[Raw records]
* Begin *
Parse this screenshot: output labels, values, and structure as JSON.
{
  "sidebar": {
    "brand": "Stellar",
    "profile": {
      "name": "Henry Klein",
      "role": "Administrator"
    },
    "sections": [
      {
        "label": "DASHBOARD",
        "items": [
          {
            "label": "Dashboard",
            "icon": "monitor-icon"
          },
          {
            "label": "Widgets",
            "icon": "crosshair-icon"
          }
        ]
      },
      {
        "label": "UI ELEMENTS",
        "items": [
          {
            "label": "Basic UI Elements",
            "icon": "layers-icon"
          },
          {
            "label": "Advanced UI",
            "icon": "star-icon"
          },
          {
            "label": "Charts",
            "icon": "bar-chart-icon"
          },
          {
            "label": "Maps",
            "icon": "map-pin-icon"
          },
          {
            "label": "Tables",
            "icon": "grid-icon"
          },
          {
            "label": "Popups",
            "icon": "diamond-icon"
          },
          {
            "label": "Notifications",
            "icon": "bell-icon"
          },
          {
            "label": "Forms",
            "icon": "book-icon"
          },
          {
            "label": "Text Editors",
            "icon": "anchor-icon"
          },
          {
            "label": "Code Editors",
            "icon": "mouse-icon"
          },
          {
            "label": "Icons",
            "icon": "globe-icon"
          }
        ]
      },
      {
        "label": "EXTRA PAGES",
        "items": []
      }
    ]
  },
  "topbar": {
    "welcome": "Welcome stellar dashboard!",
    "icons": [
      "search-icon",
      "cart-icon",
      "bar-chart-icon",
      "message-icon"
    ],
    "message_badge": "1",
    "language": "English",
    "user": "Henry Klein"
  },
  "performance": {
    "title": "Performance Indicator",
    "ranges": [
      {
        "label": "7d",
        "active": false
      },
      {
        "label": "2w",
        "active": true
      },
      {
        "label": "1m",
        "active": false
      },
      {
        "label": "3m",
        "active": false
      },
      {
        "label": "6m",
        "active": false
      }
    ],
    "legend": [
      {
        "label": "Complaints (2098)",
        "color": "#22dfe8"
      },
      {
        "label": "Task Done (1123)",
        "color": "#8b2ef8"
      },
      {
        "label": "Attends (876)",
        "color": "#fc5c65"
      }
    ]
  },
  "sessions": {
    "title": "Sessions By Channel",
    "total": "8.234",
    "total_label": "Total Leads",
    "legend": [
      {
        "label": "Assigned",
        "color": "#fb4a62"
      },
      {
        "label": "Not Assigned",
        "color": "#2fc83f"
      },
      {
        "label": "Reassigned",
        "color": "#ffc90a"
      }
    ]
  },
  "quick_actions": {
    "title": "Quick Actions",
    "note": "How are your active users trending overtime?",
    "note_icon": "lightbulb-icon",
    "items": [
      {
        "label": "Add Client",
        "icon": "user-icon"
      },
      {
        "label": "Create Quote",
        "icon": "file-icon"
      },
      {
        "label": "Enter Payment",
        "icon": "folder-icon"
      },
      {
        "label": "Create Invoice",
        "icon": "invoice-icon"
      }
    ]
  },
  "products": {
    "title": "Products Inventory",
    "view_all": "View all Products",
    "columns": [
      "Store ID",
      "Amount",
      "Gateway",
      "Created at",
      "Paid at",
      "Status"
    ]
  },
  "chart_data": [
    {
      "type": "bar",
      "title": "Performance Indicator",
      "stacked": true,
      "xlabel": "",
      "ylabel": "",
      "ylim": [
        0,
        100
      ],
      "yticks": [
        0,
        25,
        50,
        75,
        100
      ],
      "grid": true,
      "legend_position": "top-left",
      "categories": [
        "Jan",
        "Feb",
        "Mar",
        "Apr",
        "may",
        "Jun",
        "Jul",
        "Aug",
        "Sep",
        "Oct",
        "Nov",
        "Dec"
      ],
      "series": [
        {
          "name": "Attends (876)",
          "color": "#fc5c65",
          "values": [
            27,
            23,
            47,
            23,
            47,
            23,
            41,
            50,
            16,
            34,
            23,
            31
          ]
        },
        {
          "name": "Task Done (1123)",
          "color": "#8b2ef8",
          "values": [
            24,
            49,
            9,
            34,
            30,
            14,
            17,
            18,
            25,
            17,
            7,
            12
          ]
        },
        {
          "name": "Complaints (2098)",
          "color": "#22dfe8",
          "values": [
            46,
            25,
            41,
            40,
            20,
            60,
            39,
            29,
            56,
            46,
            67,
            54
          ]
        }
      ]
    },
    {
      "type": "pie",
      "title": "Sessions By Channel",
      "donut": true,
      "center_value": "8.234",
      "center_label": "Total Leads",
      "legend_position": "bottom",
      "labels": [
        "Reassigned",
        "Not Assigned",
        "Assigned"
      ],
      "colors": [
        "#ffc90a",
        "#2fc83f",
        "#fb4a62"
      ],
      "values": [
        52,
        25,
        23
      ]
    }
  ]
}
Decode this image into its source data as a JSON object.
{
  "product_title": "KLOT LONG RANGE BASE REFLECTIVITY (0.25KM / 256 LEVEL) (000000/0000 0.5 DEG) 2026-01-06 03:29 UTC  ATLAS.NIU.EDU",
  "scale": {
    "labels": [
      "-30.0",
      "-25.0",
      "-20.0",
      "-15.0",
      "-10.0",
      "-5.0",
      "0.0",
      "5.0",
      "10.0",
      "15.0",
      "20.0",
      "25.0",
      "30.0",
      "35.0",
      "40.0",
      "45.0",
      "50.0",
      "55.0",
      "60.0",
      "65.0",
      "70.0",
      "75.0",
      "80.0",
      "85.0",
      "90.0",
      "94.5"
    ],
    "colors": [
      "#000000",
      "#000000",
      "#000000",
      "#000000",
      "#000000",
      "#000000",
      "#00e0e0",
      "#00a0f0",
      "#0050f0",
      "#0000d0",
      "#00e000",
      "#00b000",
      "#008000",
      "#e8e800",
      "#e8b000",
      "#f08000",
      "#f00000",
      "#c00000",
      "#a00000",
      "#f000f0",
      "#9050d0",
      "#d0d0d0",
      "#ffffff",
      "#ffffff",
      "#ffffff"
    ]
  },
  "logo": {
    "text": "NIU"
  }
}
* End *
### [SET PROBLEM]
Extract the complete set of records unchanged.

### [WRITTEN RESPONSE]
Parse this screenshot: output labels, values, and structure as JSON.
{
  "sidebar": {
    "brand": "Stellar",
    "profile": {
      "name": "Henry Klein",
      "role": "Administrator"
    },
    "sections": [
      {
        "label": "DASHBOARD",
        "items": [
          {
            "label": "Dashboard",
            "icon": "monitor-icon"
          },
          {
            "label": "Widgets",
            "icon": "crosshair-icon"
          }
        ]
      },
      {
        "label": "UI ELEMENTS",
        "items": [
          {
            "label": "Basic UI Elements",
            "icon": "layers-icon"
          },
          {
            "label": "Advanced UI",
            "icon": "star-icon"
          },
          {
            "label": "Charts",
            "icon": "bar-chart-icon"
          },
          {
            "label": "Maps",
            "icon": "map-pin-icon"
          },
          {
            "label": "Tables",
            "icon": "grid-icon"
          },
          {
            "label": "Popups",
            "icon": "diamond-icon"
          },
          {
            "label": "Notifications",
            "icon": "bell-icon"
          },
          {
            "label": "Forms",
            "icon": "book-icon"
          },
          {
            "label": "Text Editors",
            "icon": "anchor-icon"
          },
          {
            "label": "Code Editors",
            "icon": "mouse-icon"
          },
          {
            "label": "Icons",
            "icon": "globe-icon"
          }
        ]
      },
      {
        "label": "EXTRA PAGES",
        "items": []
      }
    ]
  },
  "topbar": {
    "welcome": "Welcome stellar dashboard!",
    "icons": [
      "search-icon",
      "cart-icon",
      "bar-chart-icon",
      "message-icon"
    ],
    "message_badge": "1",
    "language": "English",
    "user": "Henry Klein"
  },
  "performance": {
    "title": "Performance Indicator",
    "ranges": [
      {
        "label": "7d",
        "active": false
      },
      {
        "label": "2w",
        "active": true
      },
      {
        "label": "1m",
        "active": false
      },
      {
        "label": "3m",
        "active": false
      },
      {
        "label": "6m",
        "active": false
      }
    ],
    "legend": [
      {
        "label": "Complaints (2098)",
        "color": "#22dfe8"
      },
      {
        "label": "Task Done (1123)",
        "color": "#8b2ef8"
      },
      {
        "label": "Attends (876)",
        "color": "#fc5c65"
      }
    ]
  },
  "sessions": {
    "title": "Sessions By Channel",
    "total": "8.234",
    "total_label": "Total Leads",
    "legend": [
      {
        "label": "Assigned",
        "color": "#fb4a62"
      },
      {
        "label": "Not Assigned",
        "color": "#2fc83f"
      },
      {
        "label": "Reassigned",
        "color": "#ffc90a"
      }
    ]
  },
  "quick_actions": {
    "title": "Quick Actions",
    "note": "How are your active users trending overtime?",
    "note_icon": "lightbulb-icon",
    "items": [
      {
        "label": "Add Client",
        "icon": "user-icon"
      },
      {
        "label": "Create Quote",
        "icon": "file-icon"
      },
      {
        "label": "Enter Payment",
        "icon": "folder-icon"
      },
      {
        "label": "Create Invoice",
        "icon": "invoice-icon"
      }
    ]
  },
  "products": {
    "title": "Products Inventory",
    "view_all": "View all Products",
    "columns": [
      "Store ID",
      "Amount",
      "Gateway",
      "Created at",
      "Paid at",
      "Status"
    ]
  },
  "chart_data": [
    {
      "type": "bar",
      "title": "Performance Indicator",
      "stacked": true,
      "xlabel": "",
      "ylabel": "",
      "ylim": [
        0,
        100
      ],
      "yticks": [
        0,
        25,
        50,
        75,
        100
      ],
      "grid": true,
      "legend_position": "top-left",
      "categories": [
        "Jan",
        "Feb",
        "Mar",
        "Apr",
        "may",
        "Jun",
        "Jul",
        "Aug",
        "Sep",
        "Oct",
        "Nov",
        "Dec"
      ],
      "series": [
        {
          "name": "Attends (876)",
          "color": "#fc5c65",
          "values": [
            27,
            23,
            47,
            23,
            47,
            23,
            41,
            50,
            16,
            34,
            23,
            31
          ]
        },
        {
          "name": "Task Done (1123)",
          "color": "#8b2ef8",
          "values": [
            24,
            49,
            9,
            34,
            30,
            14,
            17,
            18,
            25,
            17,
            7,
            12
          ]
        },
        {
          "name": "Complaints (2098)",
          "color": "#22dfe8",
          "values": [
            46,
            25,
            41,
            40,
            20,
            60,
            39,
            29,
            56,
            46,
            67,
            54
          ]
        }
      ]
    },
    {
      "type": "pie",
      "title": "Sessions By Channel",
      "donut": true,
      "center_value": "8.234",
      "center_label": "Total Leads",
      "legend_position": "bottom",
      "labels": [
        "Reassigned",
        "Not Assigned",
        "Assigned"
      ],
      "colors": [
        "#ffc90a",
        "#2fc83f",
        "#fb4a62"
      ],
      "values": [
        52,
        25,
        23
      ]
    }
  ]
}
Decode this image into its source data as a JSON object.
{
  "product_title": "KLOT LONG RANGE BASE REFLECTIVITY (0.25KM / 256 LEVEL) (000000/0000 0.5 DEG) 2026-01-06 03:29 UTC  ATLAS.NIU.EDU",
  "scale": {
    "labels": [
      "-30.0",
      "-25.0",
      "-20.0",
      "-15.0",
      "-10.0",
      "-5.0",
      "0.0",
      "5.0",
      "10.0",
      "15.0",
      "20.0",
      "25.0",
      "30.0",
      "35.0",
      "40.0",
      "45.0",
      "50.0",
      "55.0",
      "60.0",
      "65.0",
      "70.0",
      "75.0",
      "80.0",
      "85.0",
      "90.0",
      "94.5"
    ],
    "colors": [
      "#000000",
      "#000000",
      "#000000",
      "#000000",
      "#000000",
      "#000000",
      "#00e0e0",
      "#00a0f0",
      "#0050f0",
      "#0000d0",
      "#00e000",
      "#00b000",
      "#008000",
      "#e8e800",
      "#e8b000",
      "#f08000",
      "#f00000",
      "#c00000",
      "#a00000",
      "#f000f0",
      "#9050d0",
      "#d0d0d0",
      "#ffffff",
      "#ffffff",
      "#ffffff"
    ]
  },
  "logo": {
    "text": "NIU"
  }
}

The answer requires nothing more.